Dataset items:
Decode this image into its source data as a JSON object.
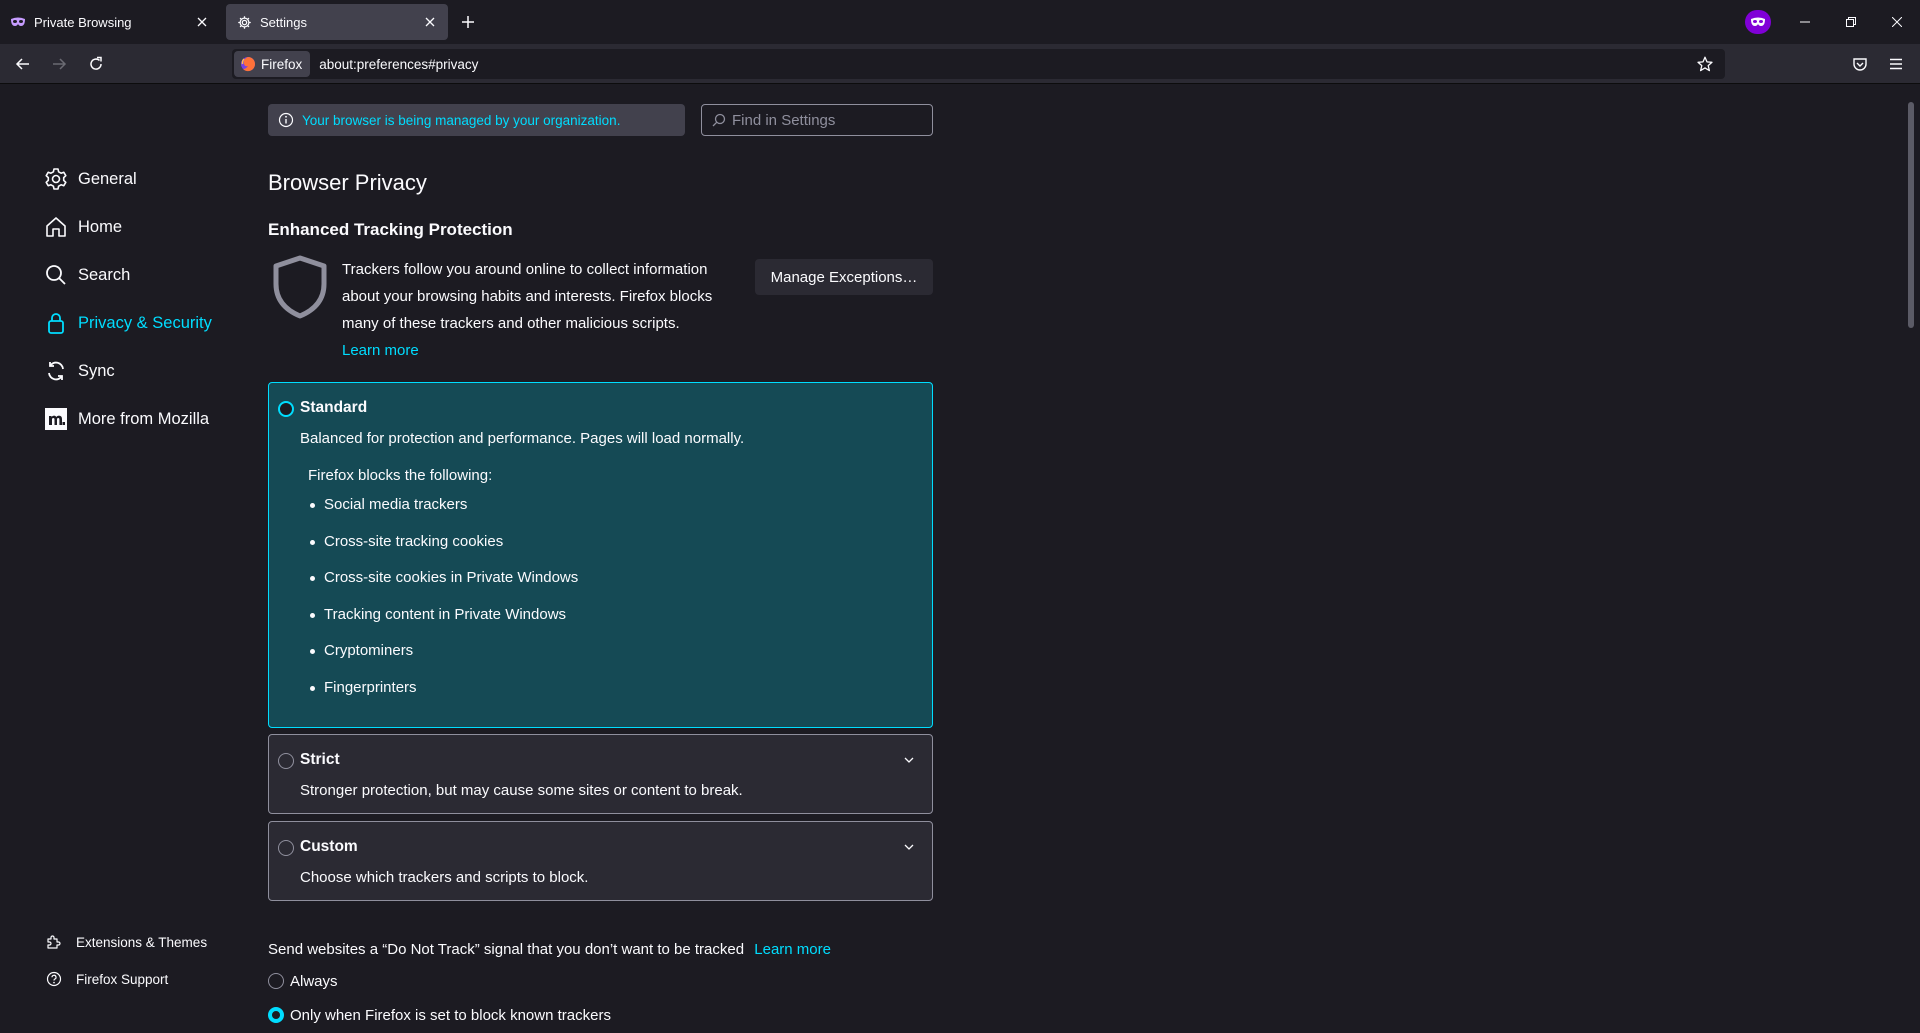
{
  "tabs": [
    {
      "title": "Private Browsing",
      "icon": "private-mask-icon"
    },
    {
      "title": "Settings",
      "icon": "gear-icon",
      "active": true
    }
  ],
  "address": {
    "identity_label": "Firefox",
    "url": "about:preferences#privacy"
  },
  "sidebar": {
    "categories": [
      {
        "label": "General",
        "icon": "gear-icon"
      },
      {
        "label": "Home",
        "icon": "home-icon"
      },
      {
        "label": "Search",
        "icon": "search-icon"
      },
      {
        "label": "Privacy & Security",
        "icon": "lock-icon",
        "selected": true
      },
      {
        "label": "Sync",
        "icon": "sync-icon"
      },
      {
        "label": "More from Mozilla",
        "icon": "mozilla-icon"
      }
    ],
    "footer": [
      {
        "label": "Extensions & Themes",
        "icon": "puzzle-icon"
      },
      {
        "label": "Firefox Support",
        "icon": "help-icon"
      }
    ]
  },
  "main": {
    "policy_notice": "Your browser is being managed by your organization.",
    "search_placeholder": "Find in Settings",
    "page_title": "Browser Privacy",
    "etp": {
      "heading": "Enhanced Tracking Protection",
      "description": "Trackers follow you around online to collect information about your browsing habits and interests. Firefox blocks many of these trackers and other malicious scripts.",
      "learn_more": "Learn more",
      "manage_button": "Manage Exceptions…"
    },
    "options": [
      {
        "title": "Standard",
        "description": "Balanced for protection and performance. Pages will load normally.",
        "selected": true,
        "blocks_heading": "Firefox blocks the following:",
        "blocks": [
          "Social media trackers",
          "Cross-site tracking cookies",
          "Cross-site cookies in Private Windows",
          "Tracking content in Private Windows",
          "Cryptominers",
          "Fingerprinters"
        ]
      },
      {
        "title": "Strict",
        "description": "Stronger protection, but may cause some sites or content to break.",
        "selected": false
      },
      {
        "title": "Custom",
        "description": "Choose which trackers and scripts to block.",
        "selected": false
      }
    ],
    "dnt": {
      "text": "Send websites a “Do Not Track” signal that you don’t want to be tracked",
      "learn_more": "Learn more",
      "options": [
        {
          "label": "Always",
          "selected": false
        },
        {
          "label": "Only when Firefox is set to block known trackers",
          "selected": true
        }
      ]
    }
  },
  "colors": {
    "accent": "#00ddff",
    "background": "#1c1b22",
    "toolbar": "#2b2a33",
    "selected_card": "#154a55",
    "private_badge": "#8000d7"
  }
}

→ Problem to work on: Copy every entry word for word, but omit the pictures.

→ Expected output:
Decode this image into its source data as a JSON object.
{
  "tabs": [
    {
      "title": "Private Browsing",
      "icon": "private-mask-icon"
    },
    {
      "title": "Settings",
      "icon": "gear-icon",
      "active": true
    }
  ],
  "address": {
    "identity_label": "Firefox",
    "url": "about:preferences#privacy"
  },
  "sidebar": {
    "categories": [
      {
        "label": "General",
        "icon": "gear-icon"
      },
      {
        "label": "Home",
        "icon": "home-icon"
      },
      {
        "label": "Search",
        "icon": "search-icon"
      },
      {
        "label": "Privacy & Security",
        "icon": "lock-icon",
        "selected": true
      },
      {
        "label": "Sync",
        "icon": "sync-icon"
      },
      {
        "label": "More from Mozilla",
        "icon": "mozilla-icon"
      }
    ],
    "footer": [
      {
        "label": "Extensions & Themes",
        "icon": "puzzle-icon"
      },
      {
        "label": "Firefox Support",
        "icon": "help-icon"
      }
    ]
  },
  "main": {
    "policy_notice": "Your browser is being managed by your organization.",
    "search_placeholder": "Find in Settings",
    "page_title": "Browser Privacy",
    "etp": {
      "heading": "Enhanced Tracking Protection",
      "description": "Trackers follow you around online to collect information about your browsing habits and interests. Firefox blocks many of these trackers and other malicious scripts.",
      "learn_more": "Learn more",
      "manage_button": "Manage Exceptions…"
    },
    "options": [
      {
        "title": "Standard",
        "description": "Balanced for protection and performance. Pages will load normally.",
        "selected": true,
        "blocks_heading": "Firefox blocks the following:",
        "blocks": [
          "Social media trackers",
          "Cross-site tracking cookies",
          "Cross-site cookies in Private Windows",
          "Tracking content in Private Windows",
          "Cryptominers",
          "Fingerprinters"
        ]
      },
      {
        "title": "Strict",
        "description": "Stronger protection, but may cause some sites or content to break.",
        "selected": false
      },
      {
        "title": "Custom",
        "description": "Choose which trackers and scripts to block.",
        "selected": false
      }
    ],
    "dnt": {
      "text": "Send websites a “Do Not Track” signal that you don’t want to be tracked",
      "learn_more": "Learn more",
      "options": [
        {
          "label": "Always",
          "selected": false
        },
        {
          "label": "Only when Firefox is set to block known trackers",
          "selected": true
        }
      ]
    }
  },
  "colors": {
    "accent": "#00ddff",
    "background": "#1c1b22",
    "toolbar": "#2b2a33",
    "selected_card": "#154a55",
    "private_badge": "#8000d7"
  }
}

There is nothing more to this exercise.